*Estratto del testo*:
----------

Tradizione e resurrezione nel Carro della Bruna. Francesca Cascione e la sua famiglia

Un manufatto artistico che è anche espressione di una vita di fede profondamente vissuta

Negli ultimi tempi questo giornale ha dato ampio risalto ai tradizionali riti della religiosità popolare. Attorno alla quale sembra di scorgere i segni di una ripresa delle antiche tradizioni ma anche una più sentita partecipazione. Un caso è stato certamente quello della Peregrinatio Mariae della Madonna della Bruna pellegrina fin nelle zone più remote della nostra diocesi dove, come abbiamo visto, le popolazioni locali l’hanno accolta con tanto affetto e fervore.

Tutto questo, indubbiamente, è stata la migliore premessa all’imminente festa patronale della Bruna. Un evento certamente significativo per la fede della Chiesa materana; non una semplice manifestazione del folklore, come forse potrebbe essere percepita da chi osserva senza penetrare il senso più vero.

Da ormai molti anni si assiste a una crisi del cristianesimo che vedeva nella tradizione il suo fondamento. Una crisi che però può richiamare al vero fondamento del cristianesimo che è Cristo stesso e non la tradizione che pur dal cristianesimo scaturisce. Però è anche vero che proprio Cristo, con la sua resurrezione, ha voluto dare forza a tutto il tentativo umano di rappresentare la fede, anche al tentativo della conservazione delle tradizioni. Non poteva essere diversamente, dal momento che Cristo stabilisce una relazione nuova con tutte le cose. Cristo risorto, si dice, fa nuove tutte le cose. Anche ciò che poteva sembrare ormai vecchio, ormai superato.

----------

*Dati forniti*:
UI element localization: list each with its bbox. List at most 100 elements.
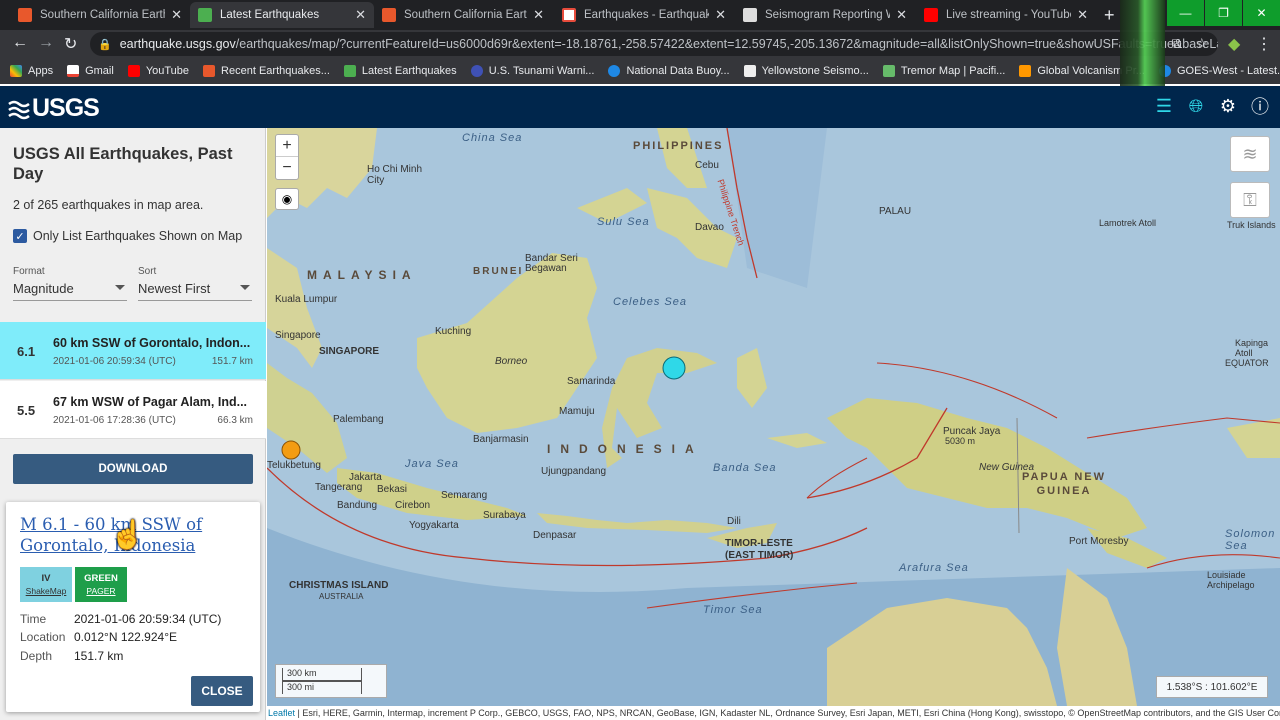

----------

*Cosa si chiede*:
Nel testo sul Carro della Bruna, qual è indicato come il vero fondamento del cristianesimo?

*Esercizio svolto*:
Cristo stesso, non la tradizione.